Short task:
Each line of the data that includes the string "실무소위를" is to be copied out.

Input:
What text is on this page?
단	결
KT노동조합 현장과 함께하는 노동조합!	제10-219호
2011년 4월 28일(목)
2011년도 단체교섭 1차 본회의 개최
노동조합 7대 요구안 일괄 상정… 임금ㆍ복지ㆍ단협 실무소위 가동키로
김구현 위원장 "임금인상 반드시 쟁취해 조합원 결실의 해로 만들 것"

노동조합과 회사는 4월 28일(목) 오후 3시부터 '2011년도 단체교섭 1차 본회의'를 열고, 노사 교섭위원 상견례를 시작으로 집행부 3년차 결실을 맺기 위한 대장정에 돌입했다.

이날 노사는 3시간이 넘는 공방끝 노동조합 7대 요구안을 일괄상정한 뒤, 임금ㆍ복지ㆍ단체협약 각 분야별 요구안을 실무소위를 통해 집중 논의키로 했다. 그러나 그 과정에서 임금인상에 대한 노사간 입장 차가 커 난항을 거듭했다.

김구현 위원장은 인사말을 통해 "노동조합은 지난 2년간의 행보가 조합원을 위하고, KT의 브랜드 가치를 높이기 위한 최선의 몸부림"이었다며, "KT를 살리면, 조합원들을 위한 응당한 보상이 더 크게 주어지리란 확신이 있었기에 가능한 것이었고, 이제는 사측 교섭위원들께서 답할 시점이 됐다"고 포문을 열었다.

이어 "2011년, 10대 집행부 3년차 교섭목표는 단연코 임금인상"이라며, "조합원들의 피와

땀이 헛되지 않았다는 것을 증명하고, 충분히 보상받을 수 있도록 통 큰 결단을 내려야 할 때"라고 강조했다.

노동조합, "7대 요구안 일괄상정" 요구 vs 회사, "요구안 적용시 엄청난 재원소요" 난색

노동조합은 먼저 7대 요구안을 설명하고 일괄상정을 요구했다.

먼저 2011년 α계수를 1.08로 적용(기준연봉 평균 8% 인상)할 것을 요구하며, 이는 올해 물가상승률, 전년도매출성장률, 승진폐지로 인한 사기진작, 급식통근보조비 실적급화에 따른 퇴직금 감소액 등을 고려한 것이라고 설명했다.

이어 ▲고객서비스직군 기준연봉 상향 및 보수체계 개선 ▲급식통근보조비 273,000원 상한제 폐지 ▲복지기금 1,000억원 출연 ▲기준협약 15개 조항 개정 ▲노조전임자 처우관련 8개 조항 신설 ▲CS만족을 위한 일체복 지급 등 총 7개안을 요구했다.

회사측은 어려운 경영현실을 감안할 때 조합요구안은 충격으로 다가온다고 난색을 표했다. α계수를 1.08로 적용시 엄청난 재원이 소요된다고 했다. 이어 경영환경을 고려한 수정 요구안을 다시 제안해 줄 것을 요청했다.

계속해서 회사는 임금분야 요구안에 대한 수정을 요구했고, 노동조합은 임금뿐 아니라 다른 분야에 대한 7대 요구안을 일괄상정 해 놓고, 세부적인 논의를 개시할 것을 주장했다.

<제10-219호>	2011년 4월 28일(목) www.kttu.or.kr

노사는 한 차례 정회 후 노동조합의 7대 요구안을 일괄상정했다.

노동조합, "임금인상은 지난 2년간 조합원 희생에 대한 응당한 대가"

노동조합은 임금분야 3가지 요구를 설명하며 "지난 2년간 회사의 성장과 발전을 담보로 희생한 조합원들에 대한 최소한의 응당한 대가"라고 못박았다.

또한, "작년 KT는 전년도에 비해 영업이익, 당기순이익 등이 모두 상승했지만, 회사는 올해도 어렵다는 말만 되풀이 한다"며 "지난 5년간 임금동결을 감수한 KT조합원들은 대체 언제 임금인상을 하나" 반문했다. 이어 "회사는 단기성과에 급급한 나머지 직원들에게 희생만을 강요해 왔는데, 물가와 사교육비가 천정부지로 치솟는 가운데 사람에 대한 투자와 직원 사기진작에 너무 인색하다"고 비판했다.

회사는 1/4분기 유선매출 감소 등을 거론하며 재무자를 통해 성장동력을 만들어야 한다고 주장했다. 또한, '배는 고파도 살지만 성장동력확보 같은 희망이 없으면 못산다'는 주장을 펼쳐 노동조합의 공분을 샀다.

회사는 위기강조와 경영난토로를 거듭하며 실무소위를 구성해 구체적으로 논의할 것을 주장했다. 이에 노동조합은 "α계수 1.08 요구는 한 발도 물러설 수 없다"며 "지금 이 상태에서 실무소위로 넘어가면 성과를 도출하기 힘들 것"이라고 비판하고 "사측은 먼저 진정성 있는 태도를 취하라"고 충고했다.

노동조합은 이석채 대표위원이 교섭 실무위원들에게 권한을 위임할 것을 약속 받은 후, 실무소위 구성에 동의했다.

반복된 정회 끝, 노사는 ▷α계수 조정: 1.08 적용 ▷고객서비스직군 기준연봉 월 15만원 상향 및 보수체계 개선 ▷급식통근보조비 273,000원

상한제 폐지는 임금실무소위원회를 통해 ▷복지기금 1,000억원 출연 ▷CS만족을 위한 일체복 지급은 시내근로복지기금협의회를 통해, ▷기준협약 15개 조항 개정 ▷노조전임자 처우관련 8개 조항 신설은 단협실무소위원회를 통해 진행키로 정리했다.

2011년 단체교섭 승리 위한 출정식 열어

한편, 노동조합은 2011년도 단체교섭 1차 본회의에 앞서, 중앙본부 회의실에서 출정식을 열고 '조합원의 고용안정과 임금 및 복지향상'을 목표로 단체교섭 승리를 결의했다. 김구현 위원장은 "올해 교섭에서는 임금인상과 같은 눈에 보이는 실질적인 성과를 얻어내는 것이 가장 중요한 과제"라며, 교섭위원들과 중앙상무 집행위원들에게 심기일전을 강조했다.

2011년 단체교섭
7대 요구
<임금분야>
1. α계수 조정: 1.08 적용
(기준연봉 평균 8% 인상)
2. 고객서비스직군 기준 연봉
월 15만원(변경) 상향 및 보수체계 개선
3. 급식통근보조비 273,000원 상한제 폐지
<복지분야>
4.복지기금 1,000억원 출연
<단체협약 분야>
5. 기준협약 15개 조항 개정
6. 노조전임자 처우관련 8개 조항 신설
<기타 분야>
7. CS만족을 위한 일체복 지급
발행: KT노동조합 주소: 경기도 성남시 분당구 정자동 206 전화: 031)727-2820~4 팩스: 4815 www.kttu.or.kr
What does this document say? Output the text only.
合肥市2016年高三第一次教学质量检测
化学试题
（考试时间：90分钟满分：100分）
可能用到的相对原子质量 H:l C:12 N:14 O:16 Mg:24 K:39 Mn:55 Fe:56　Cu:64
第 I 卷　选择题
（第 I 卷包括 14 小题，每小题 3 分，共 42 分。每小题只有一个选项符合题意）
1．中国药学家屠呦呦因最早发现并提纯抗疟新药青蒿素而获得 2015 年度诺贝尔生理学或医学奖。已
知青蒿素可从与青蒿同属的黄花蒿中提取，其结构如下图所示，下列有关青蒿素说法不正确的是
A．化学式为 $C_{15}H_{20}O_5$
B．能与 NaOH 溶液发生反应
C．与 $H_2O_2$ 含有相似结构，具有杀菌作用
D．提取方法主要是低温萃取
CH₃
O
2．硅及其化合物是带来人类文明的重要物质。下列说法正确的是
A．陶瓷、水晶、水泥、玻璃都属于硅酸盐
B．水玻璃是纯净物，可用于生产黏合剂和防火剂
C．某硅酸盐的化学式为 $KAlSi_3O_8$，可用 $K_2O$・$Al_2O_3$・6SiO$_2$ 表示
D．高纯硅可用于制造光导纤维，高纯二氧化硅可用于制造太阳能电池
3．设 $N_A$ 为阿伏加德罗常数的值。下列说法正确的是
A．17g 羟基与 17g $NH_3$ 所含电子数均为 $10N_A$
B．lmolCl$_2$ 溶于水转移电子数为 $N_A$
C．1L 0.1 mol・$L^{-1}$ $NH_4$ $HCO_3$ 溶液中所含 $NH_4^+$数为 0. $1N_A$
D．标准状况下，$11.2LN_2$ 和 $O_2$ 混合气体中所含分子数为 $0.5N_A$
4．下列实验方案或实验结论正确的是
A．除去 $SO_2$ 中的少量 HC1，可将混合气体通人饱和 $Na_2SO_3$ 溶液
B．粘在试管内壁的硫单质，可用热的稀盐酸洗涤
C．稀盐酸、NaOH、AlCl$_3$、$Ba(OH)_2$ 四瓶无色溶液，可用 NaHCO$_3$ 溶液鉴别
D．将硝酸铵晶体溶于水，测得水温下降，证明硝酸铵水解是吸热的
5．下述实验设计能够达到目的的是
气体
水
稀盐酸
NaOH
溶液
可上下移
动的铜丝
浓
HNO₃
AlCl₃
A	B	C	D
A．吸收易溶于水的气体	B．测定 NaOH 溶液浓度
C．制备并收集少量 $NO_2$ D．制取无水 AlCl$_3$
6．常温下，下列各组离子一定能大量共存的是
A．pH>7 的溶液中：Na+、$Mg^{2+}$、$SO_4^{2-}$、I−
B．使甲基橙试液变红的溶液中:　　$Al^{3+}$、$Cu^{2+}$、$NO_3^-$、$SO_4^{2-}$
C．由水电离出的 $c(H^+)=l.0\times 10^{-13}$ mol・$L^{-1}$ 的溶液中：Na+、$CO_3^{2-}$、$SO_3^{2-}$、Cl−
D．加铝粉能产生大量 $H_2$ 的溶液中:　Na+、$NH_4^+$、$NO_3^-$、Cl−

Answer for the task:
이날 노사는 3시간이 넘는 공방끝 노동조합 7대 요구안을 일괄상정한 뒤, 임금ㆍ복지ㆍ단체협약 각 분야별 요구안을 실무소위를 통해 집중 논의키로 했다. 그러나 그 과정에서 임금인상에 대한 노사간 입장 차가 커 난항을 거듭했다.
회사는 위기강조와 경영난토로를 거듭하며 실무소위를 구성해 구체적으로 논의할 것을 주장했다. 이에 노동조합은 "α계수 1.08 요구는 한 발도 물러설 수 없다"며 "지금 이 상태에서 실무소위로 넘어가면 성과를 도출하기 힘들 것"이라고 비판하고 "사측은 먼저 진정성 있는 태도를 취하라"고 충고했다.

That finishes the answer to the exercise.